====== Extracted data ======

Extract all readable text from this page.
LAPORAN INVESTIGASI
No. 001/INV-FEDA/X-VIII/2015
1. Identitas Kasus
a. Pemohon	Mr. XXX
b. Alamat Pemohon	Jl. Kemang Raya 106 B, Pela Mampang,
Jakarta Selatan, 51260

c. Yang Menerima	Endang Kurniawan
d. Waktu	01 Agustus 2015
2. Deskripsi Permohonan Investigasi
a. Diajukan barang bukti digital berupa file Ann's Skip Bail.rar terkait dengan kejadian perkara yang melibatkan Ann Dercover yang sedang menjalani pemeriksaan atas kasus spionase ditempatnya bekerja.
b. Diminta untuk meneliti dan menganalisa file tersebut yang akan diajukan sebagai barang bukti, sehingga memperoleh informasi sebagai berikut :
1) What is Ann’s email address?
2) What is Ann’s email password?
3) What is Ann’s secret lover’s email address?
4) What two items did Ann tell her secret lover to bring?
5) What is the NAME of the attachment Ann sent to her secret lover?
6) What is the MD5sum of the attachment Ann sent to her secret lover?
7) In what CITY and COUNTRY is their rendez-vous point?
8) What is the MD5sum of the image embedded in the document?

======

**Task goal:** Copy out the whole listing exactly.

**Result of this exercise:**
Extract all readable text from this page.
LAPORAN INVESTIGASI
No. 001/INV-FEDA/X-VIII/2015
1. Identitas Kasus
a. Pemohon	Mr. XXX
b. Alamat Pemohon	Jl. Kemang Raya 106 B, Pela Mampang,
Jakarta Selatan, 51260

c. Yang Menerima	Endang Kurniawan
d. Waktu	01 Agustus 2015
2. Deskripsi Permohonan Investigasi
a. Diajukan barang bukti digital berupa file Ann's Skip Bail.rar terkait dengan kejadian perkara yang melibatkan Ann Dercover yang sedang menjalani pemeriksaan atas kasus spionase ditempatnya bekerja.
b. Diminta untuk meneliti dan menganalisa file tersebut yang akan diajukan sebagai barang bukti, sehingga memperoleh informasi sebagai berikut :
1) What is Ann’s email address?
2) What is Ann’s email password?
3) What is Ann’s secret lover’s email address?
4) What two items did Ann tell her secret lover to bring?
5) What is the NAME of the attachment Ann sent to her secret lover?
6) What is the MD5sum of the attachment Ann sent to her secret lover?
7) In what CITY and COUNTRY is their rendez-vous point?
8) What is the MD5sum of the image embedded in the document?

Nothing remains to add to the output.